# Problem details:
Once the pictures are set aside, transcribe the remaining data exactly.

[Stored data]

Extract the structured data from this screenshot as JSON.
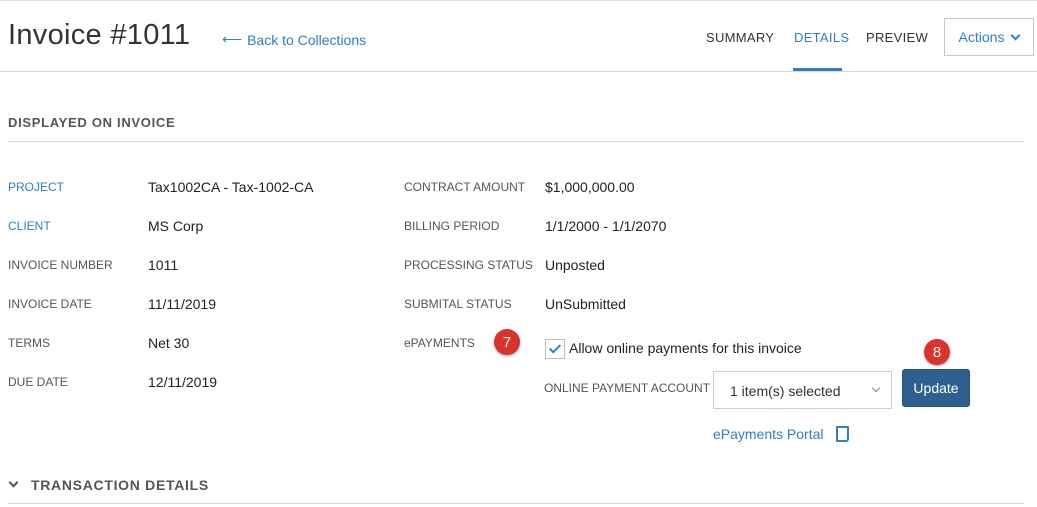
{
  "header": {
    "title": "Invoice #1011",
    "back_link": "Back to Collections",
    "tabs": [
      {
        "label": "SUMMARY",
        "active": false
      },
      {
        "label": "DETAILS",
        "active": true
      },
      {
        "label": "PREVIEW",
        "active": false
      }
    ],
    "actions_label": "Actions"
  },
  "colors": {
    "accent": "#2f7fc1",
    "primary_button": "#2d5f8f",
    "badge": "#d9342b"
  },
  "displayed_on_invoice": {
    "section_title": "DISPLAYED ON INVOICE",
    "left_fields": [
      {
        "label": "PROJECT",
        "value": "Tax1002CA - Tax-1002-CA",
        "link": true
      },
      {
        "label": "CLIENT",
        "value": "MS Corp",
        "link": true
      },
      {
        "label": "INVOICE NUMBER",
        "value": "1011",
        "link": false
      },
      {
        "label": "INVOICE DATE",
        "value": "11/11/2019",
        "link": false
      },
      {
        "label": "TERMS",
        "value": "Net 30",
        "link": false
      },
      {
        "label": "DUE DATE",
        "value": "12/11/2019",
        "link": false
      }
    ],
    "right_fields": [
      {
        "label": "CONTRACT AMOUNT",
        "value": "$1,000,000.00"
      },
      {
        "label": "BILLING PERIOD",
        "value": "1/1/2000 - 1/1/2070"
      },
      {
        "label": "PROCESSING STATUS",
        "value": "Unposted"
      },
      {
        "label": "SUBMITAL STATUS",
        "value": "UnSubmitted"
      }
    ],
    "epayments": {
      "label": "ePAYMENTS",
      "allow_label": "Allow online payments for this invoice",
      "allow_checked": true,
      "account_label": "ONLINE PAYMENT ACCOUNT",
      "account_value": "1 item(s) selected",
      "update_label": "Update",
      "portal_label": "ePayments Portal"
    }
  },
  "annotations": {
    "badge_7": "7",
    "badge_8": "8"
  },
  "transaction_details": {
    "section_title": "TRANSACTION DETAILS"
  }
}
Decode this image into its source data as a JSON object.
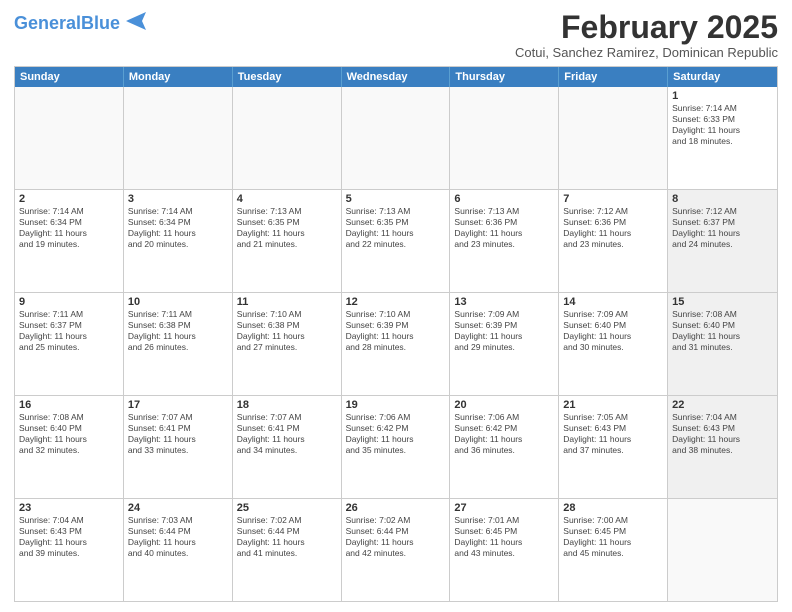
{
  "header": {
    "logo_general": "General",
    "logo_blue": "Blue",
    "month_title": "February 2025",
    "location": "Cotui, Sanchez Ramirez, Dominican Republic"
  },
  "weekdays": [
    "Sunday",
    "Monday",
    "Tuesday",
    "Wednesday",
    "Thursday",
    "Friday",
    "Saturday"
  ],
  "rows": [
    [
      {
        "day": "",
        "empty": true
      },
      {
        "day": "",
        "empty": true
      },
      {
        "day": "",
        "empty": true
      },
      {
        "day": "",
        "empty": true
      },
      {
        "day": "",
        "empty": true
      },
      {
        "day": "",
        "empty": true
      },
      {
        "day": "1",
        "info": "Sunrise: 7:14 AM\nSunset: 6:33 PM\nDaylight: 11 hours\nand 18 minutes."
      }
    ],
    [
      {
        "day": "2",
        "info": "Sunrise: 7:14 AM\nSunset: 6:34 PM\nDaylight: 11 hours\nand 19 minutes."
      },
      {
        "day": "3",
        "info": "Sunrise: 7:14 AM\nSunset: 6:34 PM\nDaylight: 11 hours\nand 20 minutes."
      },
      {
        "day": "4",
        "info": "Sunrise: 7:13 AM\nSunset: 6:35 PM\nDaylight: 11 hours\nand 21 minutes."
      },
      {
        "day": "5",
        "info": "Sunrise: 7:13 AM\nSunset: 6:35 PM\nDaylight: 11 hours\nand 22 minutes."
      },
      {
        "day": "6",
        "info": "Sunrise: 7:13 AM\nSunset: 6:36 PM\nDaylight: 11 hours\nand 23 minutes."
      },
      {
        "day": "7",
        "info": "Sunrise: 7:12 AM\nSunset: 6:36 PM\nDaylight: 11 hours\nand 23 minutes."
      },
      {
        "day": "8",
        "info": "Sunrise: 7:12 AM\nSunset: 6:37 PM\nDaylight: 11 hours\nand 24 minutes.",
        "shaded": true
      }
    ],
    [
      {
        "day": "9",
        "info": "Sunrise: 7:11 AM\nSunset: 6:37 PM\nDaylight: 11 hours\nand 25 minutes."
      },
      {
        "day": "10",
        "info": "Sunrise: 7:11 AM\nSunset: 6:38 PM\nDaylight: 11 hours\nand 26 minutes."
      },
      {
        "day": "11",
        "info": "Sunrise: 7:10 AM\nSunset: 6:38 PM\nDaylight: 11 hours\nand 27 minutes."
      },
      {
        "day": "12",
        "info": "Sunrise: 7:10 AM\nSunset: 6:39 PM\nDaylight: 11 hours\nand 28 minutes."
      },
      {
        "day": "13",
        "info": "Sunrise: 7:09 AM\nSunset: 6:39 PM\nDaylight: 11 hours\nand 29 minutes."
      },
      {
        "day": "14",
        "info": "Sunrise: 7:09 AM\nSunset: 6:40 PM\nDaylight: 11 hours\nand 30 minutes."
      },
      {
        "day": "15",
        "info": "Sunrise: 7:08 AM\nSunset: 6:40 PM\nDaylight: 11 hours\nand 31 minutes.",
        "shaded": true
      }
    ],
    [
      {
        "day": "16",
        "info": "Sunrise: 7:08 AM\nSunset: 6:40 PM\nDaylight: 11 hours\nand 32 minutes."
      },
      {
        "day": "17",
        "info": "Sunrise: 7:07 AM\nSunset: 6:41 PM\nDaylight: 11 hours\nand 33 minutes."
      },
      {
        "day": "18",
        "info": "Sunrise: 7:07 AM\nSunset: 6:41 PM\nDaylight: 11 hours\nand 34 minutes."
      },
      {
        "day": "19",
        "info": "Sunrise: 7:06 AM\nSunset: 6:42 PM\nDaylight: 11 hours\nand 35 minutes."
      },
      {
        "day": "20",
        "info": "Sunrise: 7:06 AM\nSunset: 6:42 PM\nDaylight: 11 hours\nand 36 minutes."
      },
      {
        "day": "21",
        "info": "Sunrise: 7:05 AM\nSunset: 6:43 PM\nDaylight: 11 hours\nand 37 minutes."
      },
      {
        "day": "22",
        "info": "Sunrise: 7:04 AM\nSunset: 6:43 PM\nDaylight: 11 hours\nand 38 minutes.",
        "shaded": true
      }
    ],
    [
      {
        "day": "23",
        "info": "Sunrise: 7:04 AM\nSunset: 6:43 PM\nDaylight: 11 hours\nand 39 minutes."
      },
      {
        "day": "24",
        "info": "Sunrise: 7:03 AM\nSunset: 6:44 PM\nDaylight: 11 hours\nand 40 minutes."
      },
      {
        "day": "25",
        "info": "Sunrise: 7:02 AM\nSunset: 6:44 PM\nDaylight: 11 hours\nand 41 minutes."
      },
      {
        "day": "26",
        "info": "Sunrise: 7:02 AM\nSunset: 6:44 PM\nDaylight: 11 hours\nand 42 minutes."
      },
      {
        "day": "27",
        "info": "Sunrise: 7:01 AM\nSunset: 6:45 PM\nDaylight: 11 hours\nand 43 minutes."
      },
      {
        "day": "28",
        "info": "Sunrise: 7:00 AM\nSunset: 6:45 PM\nDaylight: 11 hours\nand 45 minutes."
      },
      {
        "day": "",
        "empty": true
      }
    ]
  ]
}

# The reply:
Extract the structured data from this screenshot as JSON.
{
  "header": {
    "title": "Invoice #1011",
    "back_link": "Back to Collections",
    "tabs": [
      {
        "label": "SUMMARY",
        "active": false
      },
      {
        "label": "DETAILS",
        "active": true
      },
      {
        "label": "PREVIEW",
        "active": false
      }
    ],
    "actions_label": "Actions"
  },
  "colors": {
    "accent": "#2f7fc1",
    "primary_button": "#2d5f8f",
    "badge": "#d9342b"
  },
  "displayed_on_invoice": {
    "section_title": "DISPLAYED ON INVOICE",
    "left_fields": [
      {
        "label": "PROJECT",
        "value": "Tax1002CA - Tax-1002-CA",
        "link": true
      },
      {
        "label": "CLIENT",
        "value": "MS Corp",
        "link": true
      },
      {
        "label": "INVOICE NUMBER",
        "value": "1011",
        "link": false
      },
      {
        "label": "INVOICE DATE",
        "value": "11/11/2019",
        "link": false
      },
      {
        "label": "TERMS",
        "value": "Net 30",
        "link": false
      },
      {
        "label": "DUE DATE",
        "value": "12/11/2019",
        "link": false
      }
    ],
    "right_fields": [
      {
        "label": "CONTRACT AMOUNT",
        "value": "$1,000,000.00"
      },
      {
        "label": "BILLING PERIOD",
        "value": "1/1/2000 - 1/1/2070"
      },
      {
        "label": "PROCESSING STATUS",
        "value": "Unposted"
      },
      {
        "label": "SUBMITAL STATUS",
        "value": "UnSubmitted"
      }
    ],
    "epayments": {
      "label": "ePAYMENTS",
      "allow_label": "Allow online payments for this invoice",
      "allow_checked": true,
      "account_label": "ONLINE PAYMENT ACCOUNT",
      "account_value": "1 item(s) selected",
      "update_label": "Update",
      "portal_label": "ePayments Portal"
    }
  },
  "annotations": {
    "badge_7": "7",
    "badge_8": "8"
  },
  "transaction_details": {
    "section_title": "TRANSACTION DETAILS"
  }
}
Decode this image into its source data as a JSON object.
{
  "header": {
    "logo_general": "General",
    "logo_blue": "Blue",
    "month_title": "February 2025",
    "location": "Cotui, Sanchez Ramirez, Dominican Republic"
  },
  "weekdays": [
    "Sunday",
    "Monday",
    "Tuesday",
    "Wednesday",
    "Thursday",
    "Friday",
    "Saturday"
  ],
  "rows": [
    [
      {
        "day": "",
        "empty": true
      },
      {
        "day": "",
        "empty": true
      },
      {
        "day": "",
        "empty": true
      },
      {
        "day": "",
        "empty": true
      },
      {
        "day": "",
        "empty": true
      },
      {
        "day": "",
        "empty": true
      },
      {
        "day": "1",
        "info": "Sunrise: 7:14 AM\nSunset: 6:33 PM\nDaylight: 11 hours\nand 18 minutes."
      }
    ],
    [
      {
        "day": "2",
        "info": "Sunrise: 7:14 AM\nSunset: 6:34 PM\nDaylight: 11 hours\nand 19 minutes."
      },
      {
        "day": "3",
        "info": "Sunrise: 7:14 AM\nSunset: 6:34 PM\nDaylight: 11 hours\nand 20 minutes."
      },
      {
        "day": "4",
        "info": "Sunrise: 7:13 AM\nSunset: 6:35 PM\nDaylight: 11 hours\nand 21 minutes."
      },
      {
        "day": "5",
        "info": "Sunrise: 7:13 AM\nSunset: 6:35 PM\nDaylight: 11 hours\nand 22 minutes."
      },
      {
        "day": "6",
        "info": "Sunrise: 7:13 AM\nSunset: 6:36 PM\nDaylight: 11 hours\nand 23 minutes."
      },
      {
        "day": "7",
        "info": "Sunrise: 7:12 AM\nSunset: 6:36 PM\nDaylight: 11 hours\nand 23 minutes."
      },
      {
        "day": "8",
        "info": "Sunrise: 7:12 AM\nSunset: 6:37 PM\nDaylight: 11 hours\nand 24 minutes.",
        "shaded": true
      }
    ],
    [
      {
        "day": "9",
        "info": "Sunrise: 7:11 AM\nSunset: 6:37 PM\nDaylight: 11 hours\nand 25 minutes."
      },
      {
        "day": "10",
        "info": "Sunrise: 7:11 AM\nSunset: 6:38 PM\nDaylight: 11 hours\nand 26 minutes."
      },
      {
        "day": "11",
        "info": "Sunrise: 7:10 AM\nSunset: 6:38 PM\nDaylight: 11 hours\nand 27 minutes."
      },
      {
        "day": "12",
        "info": "Sunrise: 7:10 AM\nSunset: 6:39 PM\nDaylight: 11 hours\nand 28 minutes."
      },
      {
        "day": "13",
        "info": "Sunrise: 7:09 AM\nSunset: 6:39 PM\nDaylight: 11 hours\nand 29 minutes."
      },
      {
        "day": "14",
        "info": "Sunrise: 7:09 AM\nSunset: 6:40 PM\nDaylight: 11 hours\nand 30 minutes."
      },
      {
        "day": "15",
        "info": "Sunrise: 7:08 AM\nSunset: 6:40 PM\nDaylight: 11 hours\nand 31 minutes.",
        "shaded": true
      }
    ],
    [
      {
        "day": "16",
        "info": "Sunrise: 7:08 AM\nSunset: 6:40 PM\nDaylight: 11 hours\nand 32 minutes."
      },
      {
        "day": "17",
        "info": "Sunrise: 7:07 AM\nSunset: 6:41 PM\nDaylight: 11 hours\nand 33 minutes."
      },
      {
        "day": "18",
        "info": "Sunrise: 7:07 AM\nSunset: 6:41 PM\nDaylight: 11 hours\nand 34 minutes."
      },
      {
        "day": "19",
        "info": "Sunrise: 7:06 AM\nSunset: 6:42 PM\nDaylight: 11 hours\nand 35 minutes."
      },
      {
        "day": "20",
        "info": "Sunrise: 7:06 AM\nSunset: 6:42 PM\nDaylight: 11 hours\nand 36 minutes."
      },
      {
        "day": "21",
        "info": "Sunrise: 7:05 AM\nSunset: 6:43 PM\nDaylight: 11 hours\nand 37 minutes."
      },
      {
        "day": "22",
        "info": "Sunrise: 7:04 AM\nSunset: 6:43 PM\nDaylight: 11 hours\nand 38 minutes.",
        "shaded": true
      }
    ],
    [
      {
        "day": "23",
        "info": "Sunrise: 7:04 AM\nSunset: 6:43 PM\nDaylight: 11 hours\nand 39 minutes."
      },
      {
        "day": "24",
        "info": "Sunrise: 7:03 AM\nSunset: 6:44 PM\nDaylight: 11 hours\nand 40 minutes."
      },
      {
        "day": "25",
        "info": "Sunrise: 7:02 AM\nSunset: 6:44 PM\nDaylight: 11 hours\nand 41 minutes."
      },
      {
        "day": "26",
        "info": "Sunrise: 7:02 AM\nSunset: 6:44 PM\nDaylight: 11 hours\nand 42 minutes."
      },
      {
        "day": "27",
        "info": "Sunrise: 7:01 AM\nSunset: 6:45 PM\nDaylight: 11 hours\nand 43 minutes."
      },
      {
        "day": "28",
        "info": "Sunrise: 7:00 AM\nSunset: 6:45 PM\nDaylight: 11 hours\nand 45 minutes."
      },
      {
        "day": "",
        "empty": true
      }
    ]
  ]
}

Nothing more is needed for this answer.